** start of DATASET CONTENT **

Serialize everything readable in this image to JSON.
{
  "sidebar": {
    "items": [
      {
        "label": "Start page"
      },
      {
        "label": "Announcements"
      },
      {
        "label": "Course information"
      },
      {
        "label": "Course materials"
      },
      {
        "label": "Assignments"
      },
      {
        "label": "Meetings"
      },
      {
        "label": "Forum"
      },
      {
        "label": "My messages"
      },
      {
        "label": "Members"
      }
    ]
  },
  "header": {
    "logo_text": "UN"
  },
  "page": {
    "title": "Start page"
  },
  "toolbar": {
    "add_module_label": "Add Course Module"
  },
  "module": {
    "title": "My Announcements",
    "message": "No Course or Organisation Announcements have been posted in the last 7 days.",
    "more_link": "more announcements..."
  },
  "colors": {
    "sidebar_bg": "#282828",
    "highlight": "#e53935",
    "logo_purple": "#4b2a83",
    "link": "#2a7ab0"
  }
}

** end of DATASET CONTENT **

• OBJECTIVE:
Retype the listing above in full, with no alterations.

• RESULT OF THIS TASK:
Serialize everything readable in this image to JSON.
{
  "sidebar": {
    "items": [
      {
        "label": "Start page"
      },
      {
        "label": "Announcements"
      },
      {
        "label": "Course information"
      },
      {
        "label": "Course materials"
      },
      {
        "label": "Assignments"
      },
      {
        "label": "Meetings"
      },
      {
        "label": "Forum"
      },
      {
        "label": "My messages"
      },
      {
        "label": "Members"
      }
    ]
  },
  "header": {
    "logo_text": "UN"
  },
  "page": {
    "title": "Start page"
  },
  "toolbar": {
    "add_module_label": "Add Course Module"
  },
  "module": {
    "title": "My Announcements",
    "message": "No Course or Organisation Announcements have been posted in the last 7 days.",
    "more_link": "more announcements..."
  },
  "colors": {
    "sidebar_bg": "#282828",
    "highlight": "#e53935",
    "logo_purple": "#4b2a83",
    "link": "#2a7ab0"
  }
}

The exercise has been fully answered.